Exercise prompt: Every line below should be repeated exactly.

Dataset entries on figures:
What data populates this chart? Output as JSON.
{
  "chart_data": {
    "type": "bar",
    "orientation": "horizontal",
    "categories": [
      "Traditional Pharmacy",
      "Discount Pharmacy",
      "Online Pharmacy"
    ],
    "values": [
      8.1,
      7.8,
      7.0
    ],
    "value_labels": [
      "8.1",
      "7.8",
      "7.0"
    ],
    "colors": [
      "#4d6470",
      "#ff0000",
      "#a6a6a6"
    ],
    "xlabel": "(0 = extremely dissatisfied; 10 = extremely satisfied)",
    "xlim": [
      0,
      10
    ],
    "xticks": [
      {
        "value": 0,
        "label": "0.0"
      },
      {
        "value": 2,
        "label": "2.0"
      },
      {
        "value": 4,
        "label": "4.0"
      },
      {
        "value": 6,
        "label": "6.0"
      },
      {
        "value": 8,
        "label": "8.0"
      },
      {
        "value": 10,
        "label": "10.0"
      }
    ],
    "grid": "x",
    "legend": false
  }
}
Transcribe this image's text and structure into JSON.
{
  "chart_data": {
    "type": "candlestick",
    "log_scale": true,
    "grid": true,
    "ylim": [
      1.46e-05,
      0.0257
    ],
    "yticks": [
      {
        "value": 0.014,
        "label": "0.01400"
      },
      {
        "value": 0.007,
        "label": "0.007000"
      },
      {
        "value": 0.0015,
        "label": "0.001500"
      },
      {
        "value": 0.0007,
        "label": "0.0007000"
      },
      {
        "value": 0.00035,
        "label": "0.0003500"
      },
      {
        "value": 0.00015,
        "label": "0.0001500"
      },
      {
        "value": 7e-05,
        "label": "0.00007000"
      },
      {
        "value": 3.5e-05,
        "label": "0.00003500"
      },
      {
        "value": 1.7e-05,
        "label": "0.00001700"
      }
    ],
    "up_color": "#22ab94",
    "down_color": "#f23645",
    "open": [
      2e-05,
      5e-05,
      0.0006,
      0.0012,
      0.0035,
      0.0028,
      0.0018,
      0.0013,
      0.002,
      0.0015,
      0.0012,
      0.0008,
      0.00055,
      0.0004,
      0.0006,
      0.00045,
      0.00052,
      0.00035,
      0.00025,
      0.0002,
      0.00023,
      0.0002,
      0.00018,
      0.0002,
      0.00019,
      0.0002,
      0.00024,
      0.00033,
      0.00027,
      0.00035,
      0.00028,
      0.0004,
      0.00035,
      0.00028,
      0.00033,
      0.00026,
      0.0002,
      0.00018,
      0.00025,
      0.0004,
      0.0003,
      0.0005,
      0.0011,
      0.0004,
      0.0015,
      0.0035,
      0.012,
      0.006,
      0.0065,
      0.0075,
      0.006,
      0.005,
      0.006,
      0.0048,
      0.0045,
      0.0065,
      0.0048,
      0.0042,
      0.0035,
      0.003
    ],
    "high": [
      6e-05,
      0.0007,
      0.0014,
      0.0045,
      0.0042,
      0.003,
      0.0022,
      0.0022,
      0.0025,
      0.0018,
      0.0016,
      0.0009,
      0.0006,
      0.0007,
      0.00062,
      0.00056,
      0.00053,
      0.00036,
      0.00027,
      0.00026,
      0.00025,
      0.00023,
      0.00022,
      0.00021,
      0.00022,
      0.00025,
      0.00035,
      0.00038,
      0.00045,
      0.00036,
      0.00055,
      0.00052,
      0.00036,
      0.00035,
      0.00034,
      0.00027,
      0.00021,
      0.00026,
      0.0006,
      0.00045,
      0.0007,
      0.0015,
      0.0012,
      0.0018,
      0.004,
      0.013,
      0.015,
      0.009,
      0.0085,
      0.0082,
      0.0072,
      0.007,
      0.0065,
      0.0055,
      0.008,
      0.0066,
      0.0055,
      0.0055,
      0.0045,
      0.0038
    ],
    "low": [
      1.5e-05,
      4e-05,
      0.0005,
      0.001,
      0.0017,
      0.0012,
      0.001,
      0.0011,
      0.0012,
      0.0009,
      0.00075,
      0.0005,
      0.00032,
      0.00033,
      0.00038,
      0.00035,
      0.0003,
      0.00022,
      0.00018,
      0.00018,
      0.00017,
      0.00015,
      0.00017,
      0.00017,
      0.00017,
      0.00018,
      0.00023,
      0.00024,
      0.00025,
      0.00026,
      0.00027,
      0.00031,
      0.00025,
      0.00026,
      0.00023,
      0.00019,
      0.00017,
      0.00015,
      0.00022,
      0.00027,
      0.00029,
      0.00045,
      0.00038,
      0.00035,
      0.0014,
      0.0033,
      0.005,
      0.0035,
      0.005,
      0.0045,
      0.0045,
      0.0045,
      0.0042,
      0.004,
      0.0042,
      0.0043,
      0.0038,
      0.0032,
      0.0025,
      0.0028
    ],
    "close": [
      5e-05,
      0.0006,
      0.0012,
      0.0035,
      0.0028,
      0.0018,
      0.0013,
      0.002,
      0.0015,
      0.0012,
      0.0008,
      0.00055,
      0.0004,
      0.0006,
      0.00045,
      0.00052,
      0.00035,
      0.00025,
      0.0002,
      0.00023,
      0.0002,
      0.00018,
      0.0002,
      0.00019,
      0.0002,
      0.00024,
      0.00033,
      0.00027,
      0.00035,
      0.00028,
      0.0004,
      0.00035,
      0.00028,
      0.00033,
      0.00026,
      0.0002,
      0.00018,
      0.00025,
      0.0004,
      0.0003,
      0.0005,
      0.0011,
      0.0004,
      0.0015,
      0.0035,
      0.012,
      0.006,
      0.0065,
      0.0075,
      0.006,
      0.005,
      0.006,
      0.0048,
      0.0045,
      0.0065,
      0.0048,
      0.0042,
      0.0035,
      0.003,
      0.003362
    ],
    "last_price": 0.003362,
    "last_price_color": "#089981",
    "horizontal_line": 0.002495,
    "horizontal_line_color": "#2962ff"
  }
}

Output for this exercise:
What data populates this chart? Output as JSON.
{
  "chart_data": {
    "type": "bar",
    "orientation": "horizontal",
    "categories": [
      "Traditional Pharmacy",
      "Discount Pharmacy",
      "Online Pharmacy"
    ],
    "values": [
      8.1,
      7.8,
      7.0
    ],
    "value_labels": [
      "8.1",
      "7.8",
      "7.0"
    ],
    "colors": [
      "#4d6470",
      "#ff0000",
      "#a6a6a6"
    ],
    "xlabel": "(0 = extremely dissatisfied; 10 = extremely satisfied)",
    "xlim": [
      0,
      10
    ],
    "xticks": [
      {
        "value": 0,
        "label": "0.0"
      },
      {
        "value": 2,
        "label": "2.0"
      },
      {
        "value": 4,
        "label": "4.0"
      },
      {
        "value": 6,
        "label": "6.0"
      },
      {
        "value": 8,
        "label": "8.0"
      },
      {
        "value": 10,
        "label": "10.0"
      }
    ],
    "grid": "x",
    "legend": false
  }
}
Transcribe this image's text and structure into JSON.
{
  "chart_data": {
    "type": "candlestick",
    "log_scale": true,
    "grid": true,
    "ylim": [
      1.46e-05,
      0.0257
    ],
    "yticks": [
      {
        "value": 0.014,
        "label": "0.01400"
      },
      {
        "value": 0.007,
        "label": "0.007000"
      },
      {
        "value": 0.0015,
        "label": "0.001500"
      },
      {
        "value": 0.0007,
        "label": "0.0007000"
      },
      {
        "value": 0.00035,
        "label": "0.0003500"
      },
      {
        "value": 0.00015,
        "label": "0.0001500"
      },
      {
        "value": 7e-05,
        "label": "0.00007000"
      },
      {
        "value": 3.5e-05,
        "label": "0.00003500"
      },
      {
        "value": 1.7e-05,
        "label": "0.00001700"
      }
    ],
    "up_color": "#22ab94",
    "down_color": "#f23645",
    "open": [
      2e-05,
      5e-05,
      0.0006,
      0.0012,
      0.0035,
      0.0028,
      0.0018,
      0.0013,
      0.002,
      0.0015,
      0.0012,
      0.0008,
      0.00055,
      0.0004,
      0.0006,
      0.00045,
      0.00052,
      0.00035,
      0.00025,
      0.0002,
      0.00023,
      0.0002,
      0.00018,
      0.0002,
      0.00019,
      0.0002,
      0.00024,
      0.00033,
      0.00027,
      0.00035,
      0.00028,
      0.0004,
      0.00035,
      0.00028,
      0.00033,
      0.00026,
      0.0002,
      0.00018,
      0.00025,
      0.0004,
      0.0003,
      0.0005,
      0.0011,
      0.0004,
      0.0015,
      0.0035,
      0.012,
      0.006,
      0.0065,
      0.0075,
      0.006,
      0.005,
      0.006,
      0.0048,
      0.0045,
      0.0065,
      0.0048,
      0.0042,
      0.0035,
      0.003
    ],
    "high": [
      6e-05,
      0.0007,
      0.0014,
      0.0045,
      0.0042,
      0.003,
      0.0022,
      0.0022,
      0.0025,
      0.0018,
      0.0016,
      0.0009,
      0.0006,
      0.0007,
      0.00062,
      0.00056,
      0.00053,
      0.00036,
      0.00027,
      0.00026,
      0.00025,
      0.00023,
      0.00022,
      0.00021,
      0.00022,
      0.00025,
      0.00035,
      0.00038,
      0.00045,
      0.00036,
      0.00055,
      0.00052,
      0.00036,
      0.00035,
      0.00034,
      0.00027,
      0.00021,
      0.00026,
      0.0006,
      0.00045,
      0.0007,
      0.0015,
      0.0012,
      0.0018,
      0.004,
      0.013,
      0.015,
      0.009,
      0.0085,
      0.0082,
      0.0072,
      0.007,
      0.0065,
      0.0055,
      0.008,
      0.0066,
      0.0055,
      0.0055,
      0.0045,
      0.0038
    ],
    "low": [
      1.5e-05,
      4e-05,
      0.0005,
      0.001,
      0.0017,
      0.0012,
      0.001,
      0.0011,
      0.0012,
      0.0009,
      0.00075,
      0.0005,
      0.00032,
      0.00033,
      0.00038,
      0.00035,
      0.0003,
      0.00022,
      0.00018,
      0.00018,
      0.00017,
      0.00015,
      0.00017,
      0.00017,
      0.00017,
      0.00018,
      0.00023,
      0.00024,
      0.00025,
      0.00026,
      0.00027,
      0.00031,
      0.00025,
      0.00026,
      0.00023,
      0.00019,
      0.00017,
      0.00015,
      0.00022,
      0.00027,
      0.00029,
      0.00045,
      0.00038,
      0.00035,
      0.0014,
      0.0033,
      0.005,
      0.0035,
      0.005,
      0.0045,
      0.0045,
      0.0045,
      0.0042,
      0.004,
      0.0042,
      0.0043,
      0.0038,
      0.0032,
      0.0025,
      0.0028
    ],
    "close": [
      5e-05,
      0.0006,
      0.0012,
      0.0035,
      0.0028,
      0.0018,
      0.0013,
      0.002,
      0.0015,
      0.0012,
      0.0008,
      0.00055,
      0.0004,
      0.0006,
      0.00045,
      0.00052,
      0.00035,
      0.00025,
      0.0002,
      0.00023,
      0.0002,
      0.00018,
      0.0002,
      0.00019,
      0.0002,
      0.00024,
      0.00033,
      0.00027,
      0.00035,
      0.00028,
      0.0004,
      0.00035,
      0.00028,
      0.00033,
      0.00026,
      0.0002,
      0.00018,
      0.00025,
      0.0004,
      0.0003,
      0.0005,
      0.0011,
      0.0004,
      0.0015,
      0.0035,
      0.012,
      0.006,
      0.0065,
      0.0075,
      0.006,
      0.005,
      0.006,
      0.0048,
      0.0045,
      0.0065,
      0.0048,
      0.0042,
      0.0035,
      0.003,
      0.003362
    ],
    "last_price": 0.003362,
    "last_price_color": "#089981",
    "horizontal_line": 0.002495,
    "horizontal_line_color": "#2962ff"
  }
}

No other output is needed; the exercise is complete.